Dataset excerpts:
——————

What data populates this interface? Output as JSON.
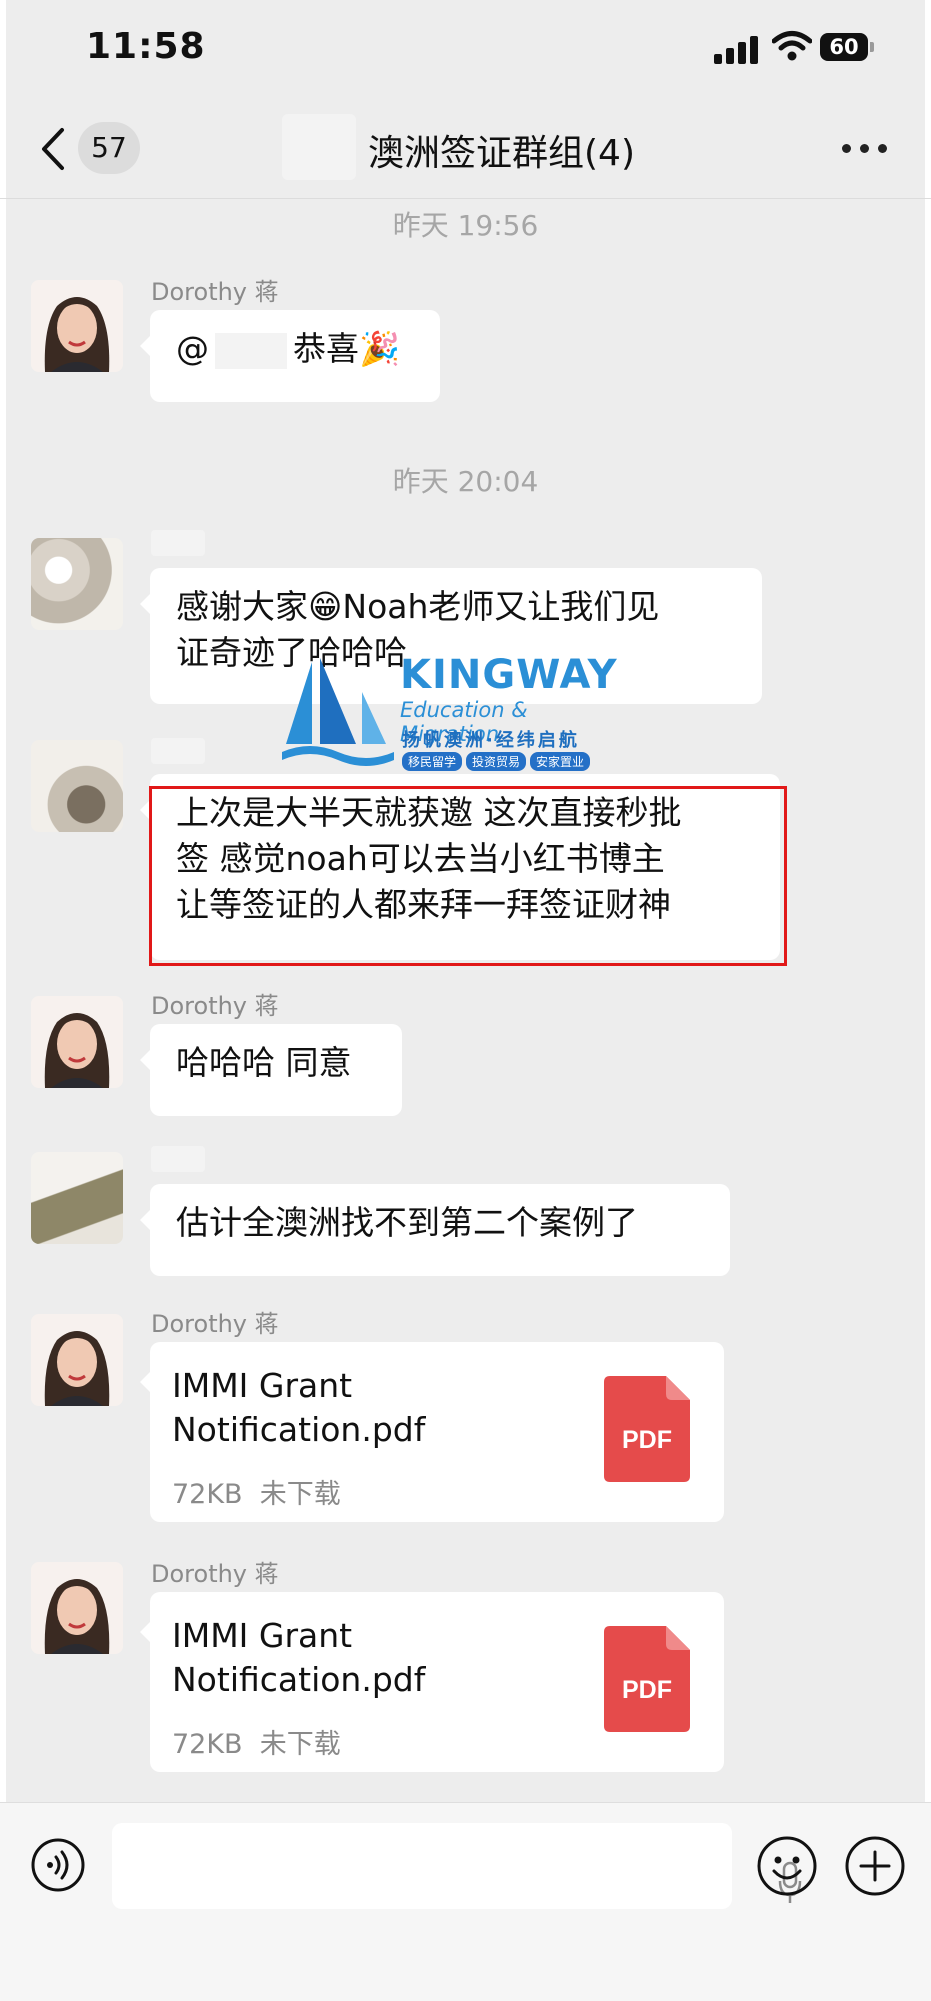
{
  "status_bar": {
    "time": "11:58",
    "battery": "60"
  },
  "nav": {
    "back_count": "57",
    "title": "澳洲签证群组(4)"
  },
  "messages": [
    {
      "type": "timestamp",
      "text": "昨天 19:56"
    },
    {
      "type": "text",
      "sender": "Dorothy 蒋",
      "prefix": "@",
      "text": "恭喜",
      "emoji": "🎉"
    },
    {
      "type": "timestamp",
      "text": "昨天 20:04"
    },
    {
      "type": "text",
      "sender": "",
      "text_a": "感谢大家",
      "emoji": "😁",
      "text_b": "Noah老师又让我们见",
      "line2": "证奇迹了哈哈哈"
    },
    {
      "type": "text",
      "sender": "",
      "lines": [
        "上次是大半天就获邀 这次直接秒批",
        "签 感觉noah可以去当小红书博主",
        "让等签证的人都来拜一拜签证财神"
      ]
    },
    {
      "type": "text",
      "sender": "Dorothy 蒋",
      "text": "哈哈哈 同意"
    },
    {
      "type": "text",
      "sender": "",
      "text": "估计全澳洲找不到第二个案例了"
    },
    {
      "type": "file",
      "sender": "Dorothy 蒋",
      "name_lines": [
        "IMMI Grant",
        "Notification.pdf"
      ],
      "size": "72KB",
      "status": "未下载",
      "icon_label": "PDF"
    },
    {
      "type": "file",
      "sender": "Dorothy 蒋",
      "name_lines": [
        "IMMI Grant",
        "Notification.pdf"
      ],
      "size": "72KB",
      "status": "未下载",
      "icon_label": "PDF"
    }
  ],
  "watermark": {
    "brand": "KINGWAY",
    "subtitle": "Education & Migration",
    "slogan": "扬帆澳洲·经纬启航",
    "tags": [
      "移民留学",
      "投资贸易",
      "安家置业"
    ]
  },
  "icons": {
    "voice": "voice-input-icon",
    "mic": "microphone-icon",
    "emoji": "emoji-icon",
    "plus": "plus-icon",
    "pdf": "pdf-file-icon"
  },
  "colors": {
    "highlight_box": "#e11818",
    "pdf_red": "#e54b4b",
    "brand_blue": "#2b8fd6"
  }
}
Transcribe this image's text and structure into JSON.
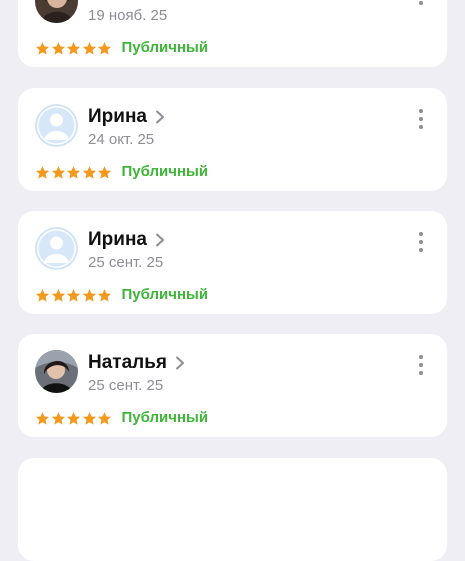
{
  "reviews": [
    {
      "name": "",
      "date": "19 нояб. 25",
      "status": "Публичный",
      "rating": 5,
      "avatar": "photo-avatar"
    },
    {
      "name": "Ирина",
      "date": "24 окт. 25",
      "status": "Публичный",
      "rating": 5,
      "avatar": "default-user-avatar"
    },
    {
      "name": "Ирина",
      "date": "25 сент. 25",
      "status": "Публичный",
      "rating": 5,
      "avatar": "default-user-avatar"
    },
    {
      "name": "Наталья",
      "date": "25 сент. 25",
      "status": "Публичный",
      "rating": 5,
      "avatar": "photo-avatar"
    }
  ],
  "colors": {
    "background": "#eeeef4",
    "card": "#ffffff",
    "star": "#f39a1e",
    "status_public": "#3fb53a",
    "secondary_text": "#8d8d93",
    "placeholder_avatar": "#cfe3f7"
  },
  "icons": {
    "star": "star-icon",
    "chevron": "chevron-right-icon",
    "more": "more-vertical-icon"
  }
}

——————

What is asked → Restate word for word the lines above that start at the line containing "Transcribe this image's" and run to the end of the listing; exclude the pictures.

Complete answer →
Transcribe this image's text and structure into JSON.
{
  "reviews": [
    {
      "name": "",
      "date": "19 нояб. 25",
      "status": "Публичный",
      "rating": 5,
      "avatar": "photo-avatar"
    },
    {
      "name": "Ирина",
      "date": "24 окт. 25",
      "status": "Публичный",
      "rating": 5,
      "avatar": "default-user-avatar"
    },
    {
      "name": "Ирина",
      "date": "25 сент. 25",
      "status": "Публичный",
      "rating": 5,
      "avatar": "default-user-avatar"
    },
    {
      "name": "Наталья",
      "date": "25 сент. 25",
      "status": "Публичный",
      "rating": 5,
      "avatar": "photo-avatar"
    }
  ],
  "colors": {
    "background": "#eeeef4",
    "card": "#ffffff",
    "star": "#f39a1e",
    "status_public": "#3fb53a",
    "secondary_text": "#8d8d93",
    "placeholder_avatar": "#cfe3f7"
  },
  "icons": {
    "star": "star-icon",
    "chevron": "chevron-right-icon",
    "more": "more-vertical-icon"
  }
}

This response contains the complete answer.